What is needed — Select, from the material below, each line with "JSON" in it.

☆ ☆ ☆ ☆ ☆ ☆ ☆

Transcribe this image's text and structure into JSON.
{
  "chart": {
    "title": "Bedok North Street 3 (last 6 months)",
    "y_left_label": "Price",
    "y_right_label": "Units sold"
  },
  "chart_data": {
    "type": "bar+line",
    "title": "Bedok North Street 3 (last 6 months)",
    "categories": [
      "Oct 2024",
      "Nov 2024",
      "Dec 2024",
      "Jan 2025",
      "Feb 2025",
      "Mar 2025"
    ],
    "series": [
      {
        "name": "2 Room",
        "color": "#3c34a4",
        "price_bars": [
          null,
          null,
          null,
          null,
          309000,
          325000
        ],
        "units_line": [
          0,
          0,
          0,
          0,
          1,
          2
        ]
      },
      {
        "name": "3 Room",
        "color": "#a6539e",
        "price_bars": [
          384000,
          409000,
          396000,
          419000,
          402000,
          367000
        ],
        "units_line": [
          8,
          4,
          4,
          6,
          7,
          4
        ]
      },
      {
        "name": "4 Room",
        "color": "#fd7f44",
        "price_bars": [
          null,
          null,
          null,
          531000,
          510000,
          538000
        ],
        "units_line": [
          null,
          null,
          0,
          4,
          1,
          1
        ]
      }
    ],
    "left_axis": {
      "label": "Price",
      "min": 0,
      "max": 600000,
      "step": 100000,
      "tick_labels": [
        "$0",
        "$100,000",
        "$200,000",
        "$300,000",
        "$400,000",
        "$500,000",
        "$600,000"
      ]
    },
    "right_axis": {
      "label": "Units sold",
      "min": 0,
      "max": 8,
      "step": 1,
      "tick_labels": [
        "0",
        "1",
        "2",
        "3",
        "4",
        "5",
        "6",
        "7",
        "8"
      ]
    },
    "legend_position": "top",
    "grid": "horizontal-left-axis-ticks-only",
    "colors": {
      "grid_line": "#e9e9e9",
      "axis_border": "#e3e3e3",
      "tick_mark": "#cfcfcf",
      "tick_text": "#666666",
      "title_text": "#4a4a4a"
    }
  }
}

☆ ☆ ☆ ☆ ☆ ☆ ☆

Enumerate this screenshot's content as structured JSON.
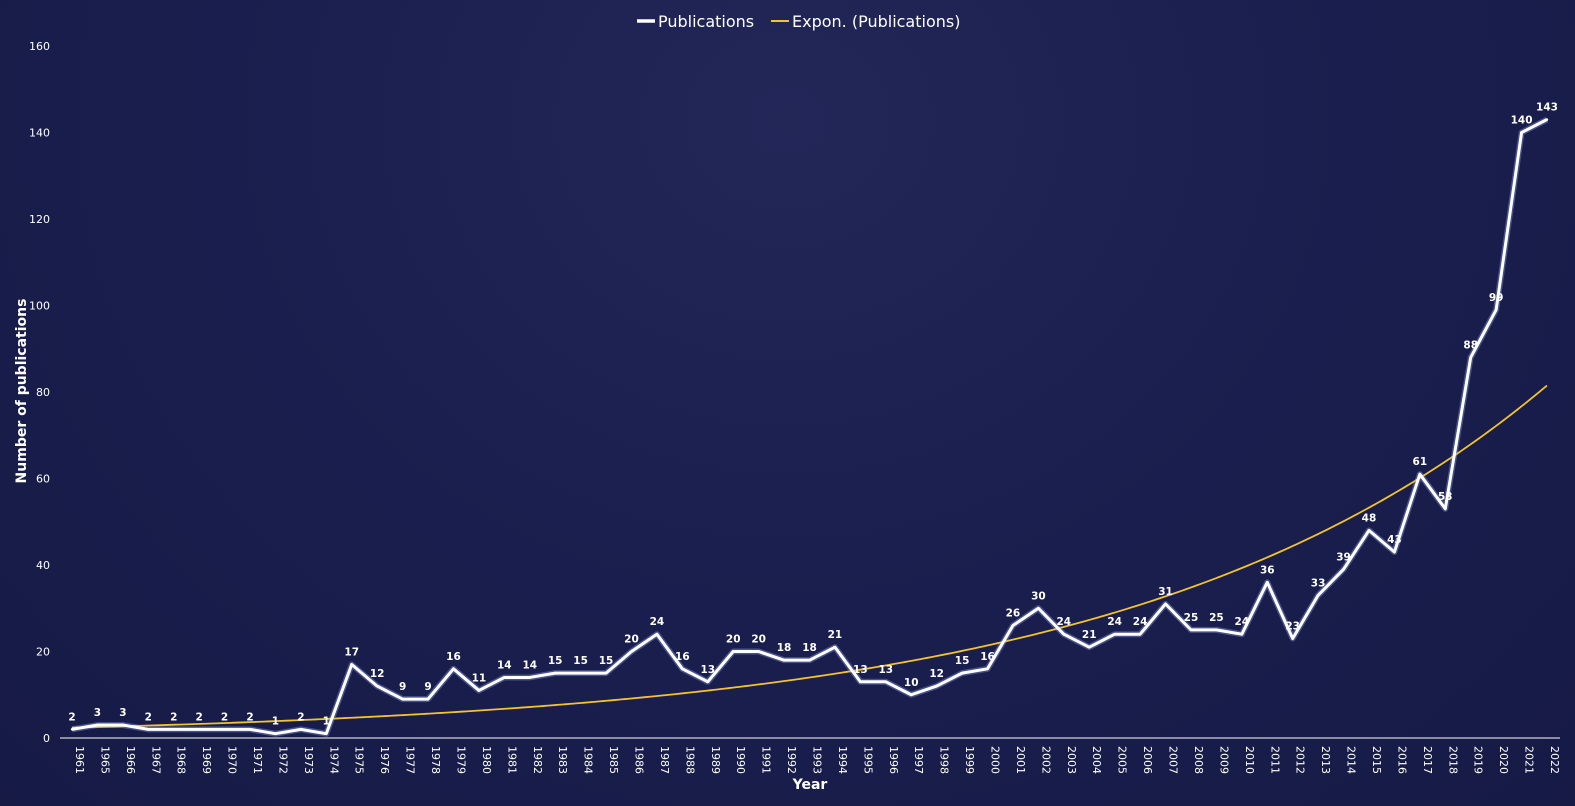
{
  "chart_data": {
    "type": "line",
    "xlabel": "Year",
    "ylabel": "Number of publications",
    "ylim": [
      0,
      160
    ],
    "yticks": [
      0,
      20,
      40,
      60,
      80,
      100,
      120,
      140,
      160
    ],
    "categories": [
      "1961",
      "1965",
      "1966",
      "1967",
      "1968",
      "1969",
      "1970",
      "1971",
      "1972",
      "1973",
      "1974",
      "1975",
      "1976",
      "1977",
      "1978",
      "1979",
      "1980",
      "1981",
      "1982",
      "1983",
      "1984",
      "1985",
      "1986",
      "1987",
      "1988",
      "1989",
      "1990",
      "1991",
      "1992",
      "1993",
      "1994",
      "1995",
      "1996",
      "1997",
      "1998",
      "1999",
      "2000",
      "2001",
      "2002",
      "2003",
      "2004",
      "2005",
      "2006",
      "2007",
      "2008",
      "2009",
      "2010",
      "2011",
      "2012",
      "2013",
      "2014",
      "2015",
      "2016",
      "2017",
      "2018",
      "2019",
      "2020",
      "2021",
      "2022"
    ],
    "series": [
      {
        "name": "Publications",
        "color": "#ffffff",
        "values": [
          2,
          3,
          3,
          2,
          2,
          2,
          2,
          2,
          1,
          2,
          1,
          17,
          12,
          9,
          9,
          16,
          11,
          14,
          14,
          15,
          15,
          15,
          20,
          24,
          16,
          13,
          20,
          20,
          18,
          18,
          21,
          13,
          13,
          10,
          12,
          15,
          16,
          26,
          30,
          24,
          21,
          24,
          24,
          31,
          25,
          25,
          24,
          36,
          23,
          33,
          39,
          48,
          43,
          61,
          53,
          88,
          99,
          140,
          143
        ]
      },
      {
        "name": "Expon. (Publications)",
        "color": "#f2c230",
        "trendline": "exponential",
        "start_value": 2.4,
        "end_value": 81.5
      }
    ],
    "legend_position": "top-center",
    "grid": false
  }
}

☆ ☆ ☆ ☆ ☆ ☆ ☆

Exercise output —
Transcribe this image's text and structure into JSON.
Enumerate this screenshot's content as structured JSON.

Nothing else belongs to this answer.